[START Records shown]

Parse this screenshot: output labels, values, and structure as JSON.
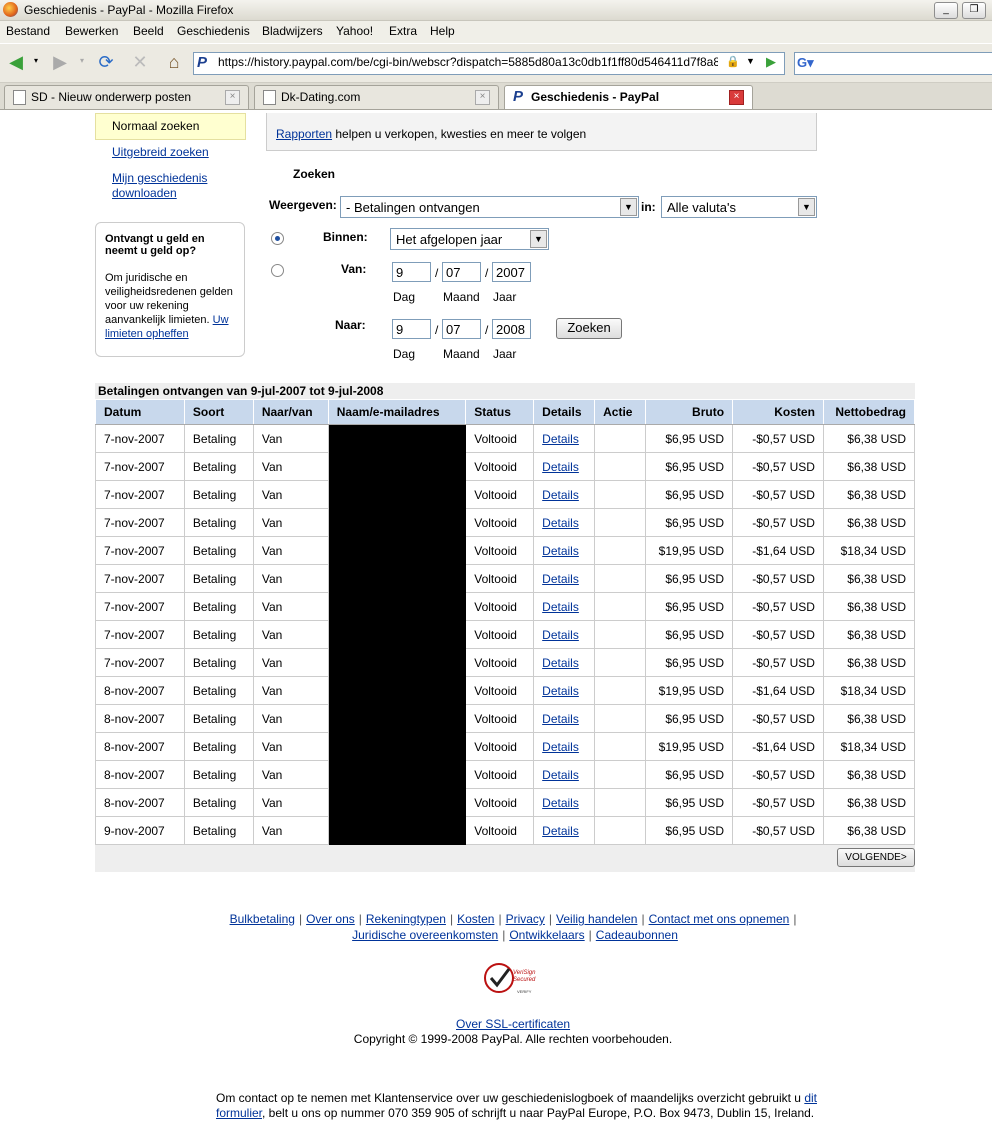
{
  "window": {
    "title": "Geschiedenis - PayPal - Mozilla Firefox"
  },
  "menu": [
    "Bestand",
    "Bewerken",
    "Beeld",
    "Geschiedenis",
    "Bladwijzers",
    "Yahoo!",
    "Extra",
    "Help"
  ],
  "url": "https://history.paypal.com/be/cgi-bin/webscr?dispatch=5885d80a13c0db1f1ff80d546411d7f8a8",
  "tabs": [
    {
      "label": "SD - Nieuw onderwerp posten",
      "active": false
    },
    {
      "label": "Dk-Dating.com",
      "active": false
    },
    {
      "label": "Geschiedenis - PayPal",
      "active": true
    }
  ],
  "sidebar": {
    "normal_search": "Normaal zoeken",
    "advanced_search": "Uitgebreid zoeken",
    "download_history": "Mijn geschiedenis downloaden",
    "info_title": "Ontvangt u geld en neemt u geld op?",
    "info_text": "Om juridische en veiligheidsredenen gelden voor uw rekening aanvankelijk limieten.",
    "info_link": "Uw limieten opheffen"
  },
  "reports": {
    "link": "Rapporten",
    "text": " helpen u verkopen, kwesties en meer te volgen"
  },
  "search": {
    "heading": "Zoeken",
    "show_label": "Weergeven:",
    "show_value": "- Betalingen ontvangen",
    "in_label": "in:",
    "currency_value": "Alle valuta's",
    "within_label": "Binnen:",
    "within_value": "Het afgelopen jaar",
    "from_label": "Van:",
    "from_day": "9",
    "from_month": "07",
    "from_year": "2007",
    "to_label": "Naar:",
    "to_day": "9",
    "to_month": "07",
    "to_year": "2008",
    "day_label": "Dag",
    "month_label": "Maand",
    "year_label": "Jaar",
    "slash": "/",
    "search_button": "Zoeken"
  },
  "results": {
    "caption": "Betalingen ontvangen van 9-jul-2007 tot 9-jul-2008",
    "headers": [
      "Datum",
      "Soort",
      "Naar/van",
      "Naam/e-mailadres",
      "Status",
      "Details",
      "Actie",
      "Bruto",
      "Kosten",
      "Nettobedrag"
    ],
    "rows": [
      [
        "7-nov-2007",
        "Betaling",
        "Van",
        "",
        "Voltooid",
        "Details",
        "",
        "$6,95 USD",
        "-$0,57 USD",
        "$6,38 USD"
      ],
      [
        "7-nov-2007",
        "Betaling",
        "Van",
        "",
        "Voltooid",
        "Details",
        "",
        "$6,95 USD",
        "-$0,57 USD",
        "$6,38 USD"
      ],
      [
        "7-nov-2007",
        "Betaling",
        "Van",
        "",
        "Voltooid",
        "Details",
        "",
        "$6,95 USD",
        "-$0,57 USD",
        "$6,38 USD"
      ],
      [
        "7-nov-2007",
        "Betaling",
        "Van",
        "",
        "Voltooid",
        "Details",
        "",
        "$6,95 USD",
        "-$0,57 USD",
        "$6,38 USD"
      ],
      [
        "7-nov-2007",
        "Betaling",
        "Van",
        "",
        "Voltooid",
        "Details",
        "",
        "$19,95 USD",
        "-$1,64 USD",
        "$18,34 USD"
      ],
      [
        "7-nov-2007",
        "Betaling",
        "Van",
        "",
        "Voltooid",
        "Details",
        "",
        "$6,95 USD",
        "-$0,57 USD",
        "$6,38 USD"
      ],
      [
        "7-nov-2007",
        "Betaling",
        "Van",
        "",
        "Voltooid",
        "Details",
        "",
        "$6,95 USD",
        "-$0,57 USD",
        "$6,38 USD"
      ],
      [
        "7-nov-2007",
        "Betaling",
        "Van",
        "",
        "Voltooid",
        "Details",
        "",
        "$6,95 USD",
        "-$0,57 USD",
        "$6,38 USD"
      ],
      [
        "7-nov-2007",
        "Betaling",
        "Van",
        "",
        "Voltooid",
        "Details",
        "",
        "$6,95 USD",
        "-$0,57 USD",
        "$6,38 USD"
      ],
      [
        "8-nov-2007",
        "Betaling",
        "Van",
        "",
        "Voltooid",
        "Details",
        "",
        "$19,95 USD",
        "-$1,64 USD",
        "$18,34 USD"
      ],
      [
        "8-nov-2007",
        "Betaling",
        "Van",
        "",
        "Voltooid",
        "Details",
        "",
        "$6,95 USD",
        "-$0,57 USD",
        "$6,38 USD"
      ],
      [
        "8-nov-2007",
        "Betaling",
        "Van",
        "",
        "Voltooid",
        "Details",
        "",
        "$19,95 USD",
        "-$1,64 USD",
        "$18,34 USD"
      ],
      [
        "8-nov-2007",
        "Betaling",
        "Van",
        "",
        "Voltooid",
        "Details",
        "",
        "$6,95 USD",
        "-$0,57 USD",
        "$6,38 USD"
      ],
      [
        "8-nov-2007",
        "Betaling",
        "Van",
        "",
        "Voltooid",
        "Details",
        "",
        "$6,95 USD",
        "-$0,57 USD",
        "$6,38 USD"
      ],
      [
        "9-nov-2007",
        "Betaling",
        "Van",
        "",
        "Voltooid",
        "Details",
        "",
        "$6,95 USD",
        "-$0,57 USD",
        "$6,38 USD"
      ]
    ],
    "next_button": "VOLGENDE>"
  },
  "footer": {
    "links_line1": [
      "Bulkbetaling",
      "Over ons",
      "Rekeningtypen",
      "Kosten",
      "Privacy",
      "Veilig handelen",
      "Contact met ons opnemen"
    ],
    "links_line2": [
      "Juridische overeenkomsten",
      "Ontwikkelaars",
      "Cadeaubonnen"
    ],
    "verisign_line1": "VeriSign",
    "verisign_line2": "Secured",
    "verisign_line3": "VERIFY",
    "ssl_link": "Over SSL-certificaten",
    "copyright": "Copyright © 1999-2008 PayPal. Alle rechten voorbehouden.",
    "contact_text_1": "Om contact op te nemen met Klantenservice over uw geschiedenislogboek of maandelijks overzicht gebruikt u ",
    "contact_link_1": "dit",
    "contact_link_2": "formulier",
    "contact_text_2": ", belt u ons op nummer 070 359 905 of schrijft u naar PayPal Europe, P.O. Box 9473, Dublin 15, Ireland."
  }
}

[END Records shown]

Go through the listing above and return every line where the word "ontvangen" occurs.

_Expected answer_.
    "show_value": "- Betalingen ontvangen",
    "caption": "Betalingen ontvangen van 9-jul-2007 tot 9-jul-2008",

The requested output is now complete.